## PROBLEM DETAILS
Identify each line below that contains the word "this", and copy it out.

## DATA TO PROCESS
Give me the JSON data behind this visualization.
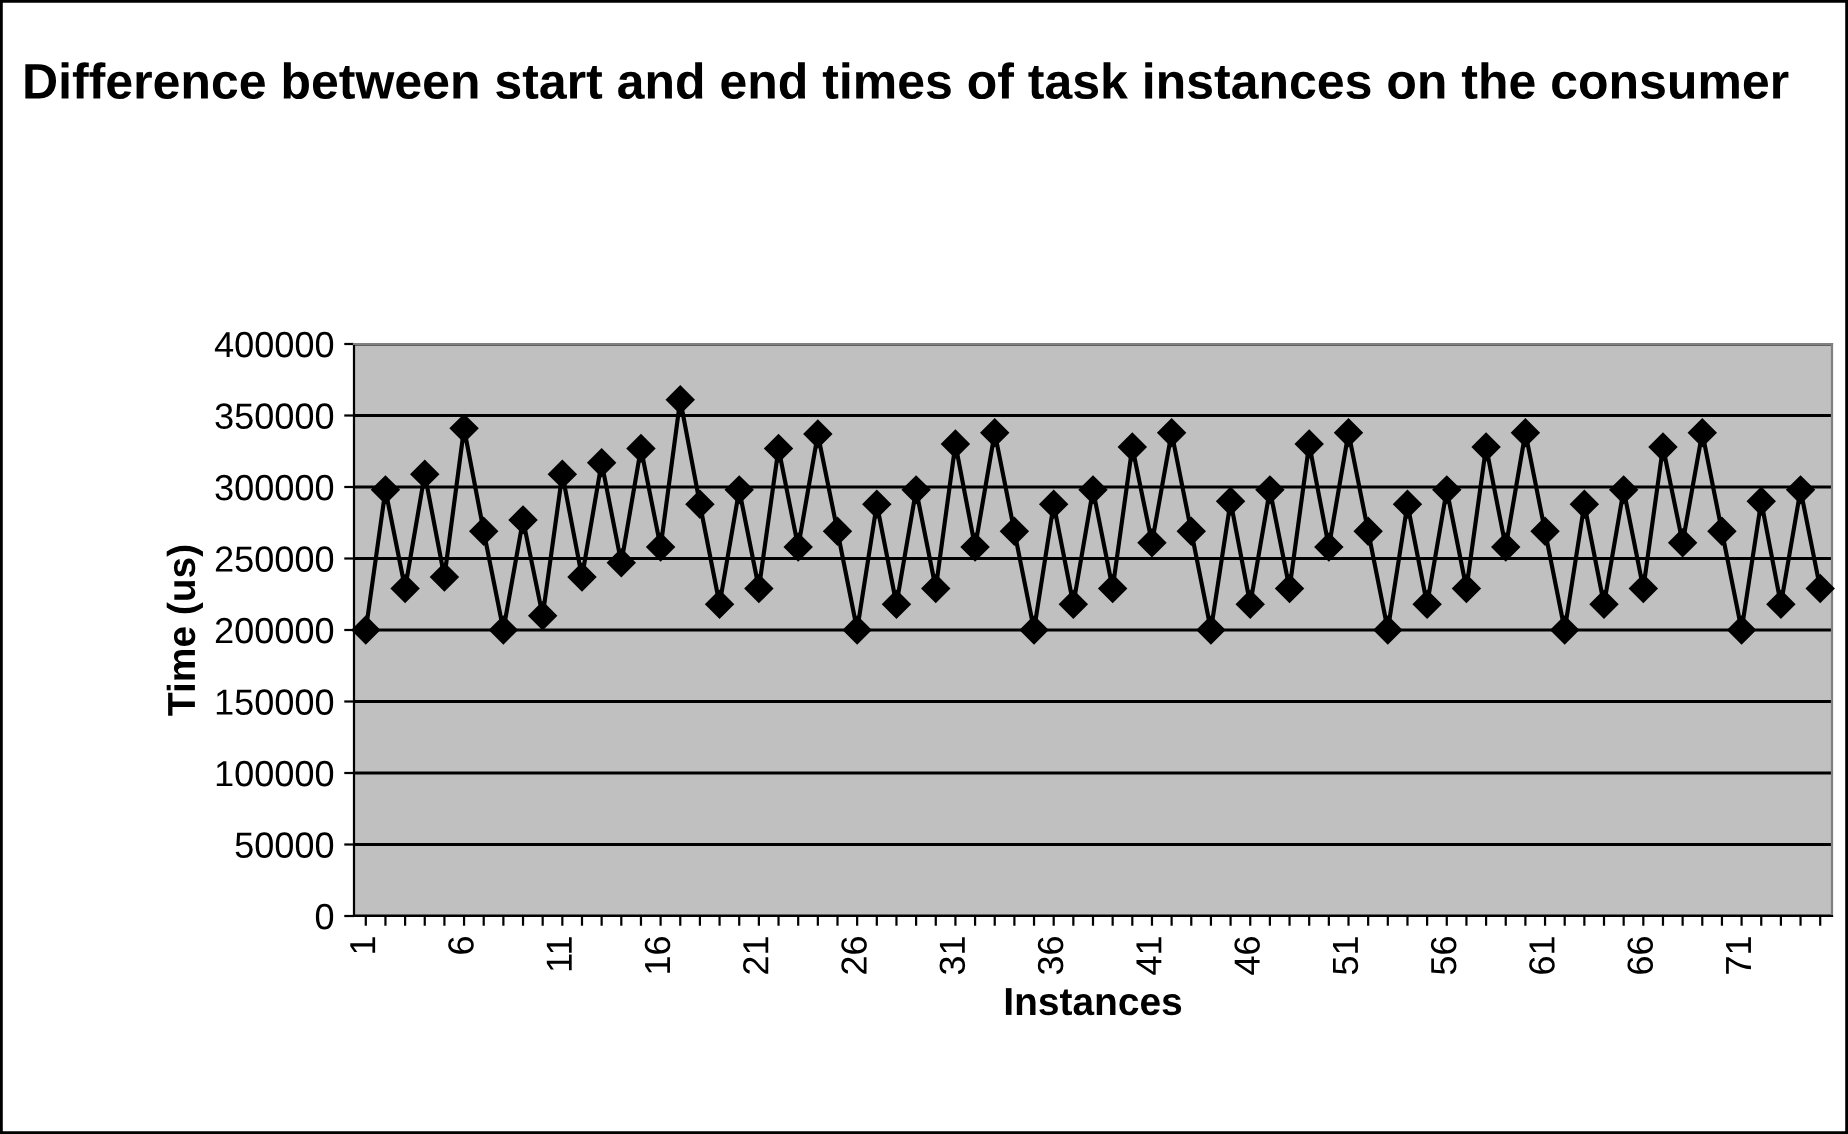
{
  "chart_data": {
    "type": "line",
    "title": "Difference between start and end times of task instances on the consumer",
    "xlabel": "Instances",
    "ylabel": "Time (us)",
    "categories": [
      "1",
      null,
      null,
      null,
      null,
      "6",
      null,
      null,
      null,
      null,
      "11",
      null,
      null,
      null,
      null,
      "16",
      null,
      null,
      null,
      null,
      "21",
      null,
      null,
      null,
      null,
      "26",
      null,
      null,
      null,
      null,
      "31",
      null,
      null,
      null,
      null,
      "36",
      null,
      null,
      null,
      null,
      "41",
      null,
      null,
      null,
      null,
      "46",
      null,
      null,
      null,
      null,
      "51",
      null,
      null,
      null,
      null,
      "56",
      null,
      null,
      null,
      null,
      "61",
      null,
      null,
      null,
      null,
      "66",
      null,
      null,
      null,
      null,
      "71",
      null,
      null,
      null,
      null
    ],
    "series": [
      {
        "color": "#000000",
        "values": [
          200000,
          298000,
          229000,
          309000,
          237000,
          341000,
          269000,
          200000,
          277000,
          210000,
          309000,
          237000,
          317000,
          247000,
          327000,
          258000,
          361000,
          288000,
          218000,
          298000,
          229000,
          327000,
          258000,
          337000,
          269000,
          200000,
          288000,
          218000,
          298000,
          229000,
          330000,
          258000,
          338000,
          269000,
          200000,
          288000,
          218000,
          298000,
          229000,
          328000,
          261000,
          338000,
          269000,
          200000,
          290000,
          218000,
          298000,
          229000,
          330000,
          258000,
          338000,
          269000,
          200000,
          288000,
          218000,
          298000,
          229000,
          328000,
          258000,
          338000,
          269000,
          200000,
          288000,
          218000,
          298000,
          229000,
          328000,
          261000,
          338000,
          269000,
          200000,
          290000,
          218000,
          298000,
          229000
        ]
      }
    ],
    "ylim": [
      0,
      400000
    ],
    "yticks": [
      0,
      50000,
      100000,
      150000,
      200000,
      250000,
      300000,
      350000,
      400000
    ],
    "grid": "y",
    "legend": false,
    "marker": "diamond",
    "line_style": "solid"
  }
}
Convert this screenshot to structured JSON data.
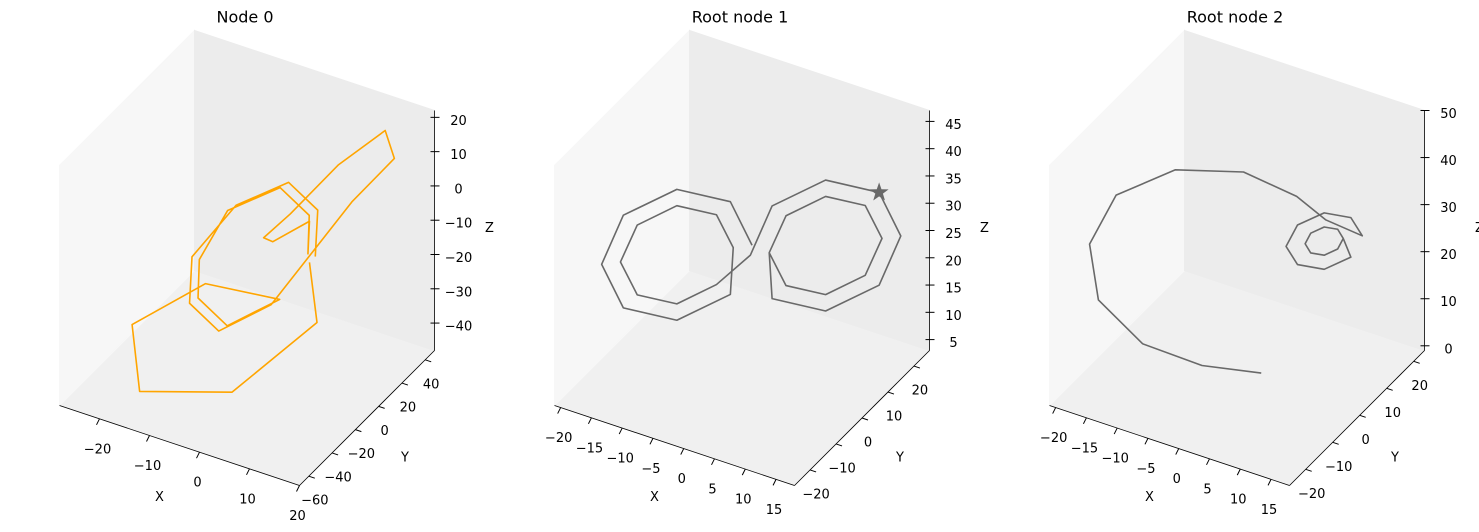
{
  "chart_data": [
    {
      "type": "line3d",
      "title": "Node 0",
      "xlabel": "X",
      "ylabel": "Y",
      "zlabel": "Z",
      "color": "#ffa500",
      "xlim": [
        -28,
        20
      ],
      "ylim": [
        -68,
        48
      ],
      "zlim": [
        -48,
        22
      ],
      "xticks": [
        {
          "value": -20,
          "label": "−20"
        },
        {
          "value": -10,
          "label": "−10"
        },
        0,
        10,
        20
      ],
      "yticks": [
        {
          "value": -60,
          "label": "−60"
        },
        {
          "value": -40,
          "label": "−40"
        },
        {
          "value": -20,
          "label": "−20"
        },
        0,
        20,
        40
      ],
      "zticks": [
        {
          "value": -40,
          "label": "−40"
        },
        {
          "value": -30,
          "label": "−30"
        },
        {
          "value": -20,
          "label": "−20"
        },
        {
          "value": -10,
          "label": "−10"
        },
        0,
        10,
        20
      ],
      "x": [
        5,
        2,
        -5,
        -12,
        -15,
        -12,
        -5,
        2,
        10,
        15,
        12,
        5,
        0,
        -3,
        0,
        5,
        4,
        1,
        -6,
        -13,
        -14,
        -11,
        -4,
        3,
        -10,
        -20,
        -15,
        0,
        10,
        5
      ],
      "y": [
        10,
        25,
        30,
        15,
        -10,
        -25,
        -30,
        -15,
        20,
        35,
        40,
        30,
        10,
        0,
        -5,
        5,
        8,
        22,
        27,
        12,
        -8,
        -22,
        -27,
        -12,
        -20,
        -40,
        -55,
        -40,
        -10,
        5
      ],
      "z": [
        -15,
        -8,
        -5,
        -10,
        -18,
        -25,
        -28,
        -22,
        0,
        10,
        15,
        5,
        -5,
        -10,
        -8,
        -3,
        -14,
        -9,
        -6,
        -11,
        -19,
        -24,
        -27,
        -21,
        -20,
        -30,
        -42,
        -40,
        -25,
        -15
      ]
    },
    {
      "type": "line3d",
      "title": "Root node 1",
      "xlabel": "X",
      "ylabel": "Y",
      "zlabel": "Z",
      "color": "#696969",
      "xlim": [
        -21,
        18
      ],
      "ylim": [
        -26,
        26
      ],
      "zlim": [
        3,
        47
      ],
      "xticks": [
        {
          "value": -20,
          "label": "−20"
        },
        {
          "value": -15,
          "label": "−15"
        },
        {
          "value": -10,
          "label": "−10"
        },
        {
          "value": -5,
          "label": "−5"
        },
        0,
        5,
        10,
        15
      ],
      "yticks": [
        {
          "value": -20,
          "label": "−20"
        },
        {
          "value": -10,
          "label": "−10"
        },
        0,
        10,
        20
      ],
      "zticks": [
        5,
        10,
        15,
        20,
        25,
        30,
        35,
        40,
        45
      ],
      "x": [
        -0.5,
        -2.8,
        -8.5,
        -14.2,
        -16.5,
        -14.2,
        -8.5,
        -2.8,
        -2.5,
        -4.3,
        -8.5,
        -12.7,
        -14.5,
        -12.7,
        -8.5,
        -4.3,
        0.5,
        2.8,
        8.5,
        14.2,
        16.5,
        14.2,
        8.5,
        2.8,
        2.5,
        4.3,
        8.5,
        12.7,
        14.5,
        12.7,
        8.5,
        4.3,
        2.5
      ],
      "y": [
        1.5,
        -1.4,
        -8.5,
        -15.6,
        -18.5,
        -15.6,
        -8.5,
        -1.4,
        -1,
        -3.2,
        -8.5,
        -13.8,
        -16,
        -13.8,
        -8.5,
        -3.2,
        -1.5,
        1.4,
        8.5,
        15.6,
        18.5,
        15.6,
        8.5,
        1.4,
        1,
        3.2,
        8.5,
        13.8,
        16,
        13.8,
        8.5,
        3.2,
        1
      ],
      "z": [
        27,
        35.5,
        39,
        35.5,
        27,
        18.5,
        15,
        18.5,
        27,
        33.4,
        36,
        33.4,
        27,
        20.6,
        18,
        20.6,
        27,
        35.5,
        39,
        35.5,
        27,
        18.5,
        15,
        18.5,
        27,
        33.4,
        36,
        33.4,
        27,
        20.6,
        18,
        20.6,
        27
      ],
      "marker": {
        "x": 14.2,
        "y": 15.6,
        "z": 35.5
      }
    },
    {
      "type": "line3d",
      "title": "Root node 2",
      "xlabel": "X",
      "ylabel": "Y",
      "zlabel": "Z",
      "color": "#696969",
      "xlim": [
        -21,
        18
      ],
      "ylim": [
        -26,
        24
      ],
      "zlim": [
        -1,
        50
      ],
      "xticks": [
        {
          "value": -20,
          "label": "−20"
        },
        {
          "value": -15,
          "label": "−15"
        },
        {
          "value": -10,
          "label": "−10"
        },
        {
          "value": -5,
          "label": "−5"
        },
        0,
        5,
        10,
        15
      ],
      "yticks": [
        {
          "value": -20,
          "label": "−20"
        },
        {
          "value": -10,
          "label": "−10"
        },
        0,
        10,
        20
      ],
      "zticks": [
        0,
        10,
        20,
        30,
        40,
        50
      ],
      "x": [
        2,
        -5,
        -12,
        -17,
        -18,
        -15,
        -8,
        0,
        6,
        9,
        12.5,
        11.3,
        8.5,
        5.7,
        4.5,
        5.7,
        8.5,
        11.3,
        10.5,
        9.9,
        8.5,
        7.1,
        6.5,
        7.1,
        8.5,
        9.9,
        10.5
      ],
      "y": [
        0,
        -6,
        -12,
        -17,
        -18,
        -15,
        -9,
        -2,
        4,
        8,
        13.5,
        12,
        8.5,
        5,
        3.5,
        5,
        8.5,
        12,
        11,
        10.3,
        8.5,
        6.7,
        6,
        6.7,
        8.5,
        10.3,
        11
      ],
      "z": [
        1,
        3,
        8,
        18,
        30,
        40,
        45,
        44,
        38,
        32,
        27,
        31.2,
        33,
        31.2,
        27,
        22.8,
        21,
        22.8,
        27,
        29.1,
        30,
        29.1,
        27,
        24.9,
        24,
        24.9,
        27
      ]
    }
  ]
}
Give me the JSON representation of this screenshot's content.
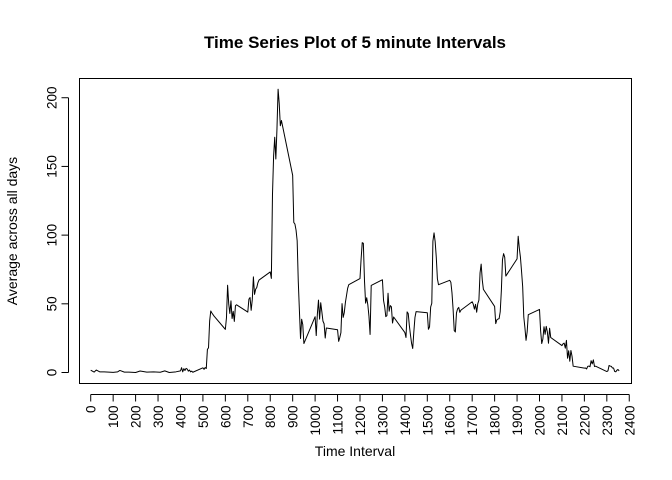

## WRITTEN RESPONSE
Give me the JSON data behind this visualization.
Convert this screenshot to structured JSON data.
Give me the JSON representation of this screenshot's content.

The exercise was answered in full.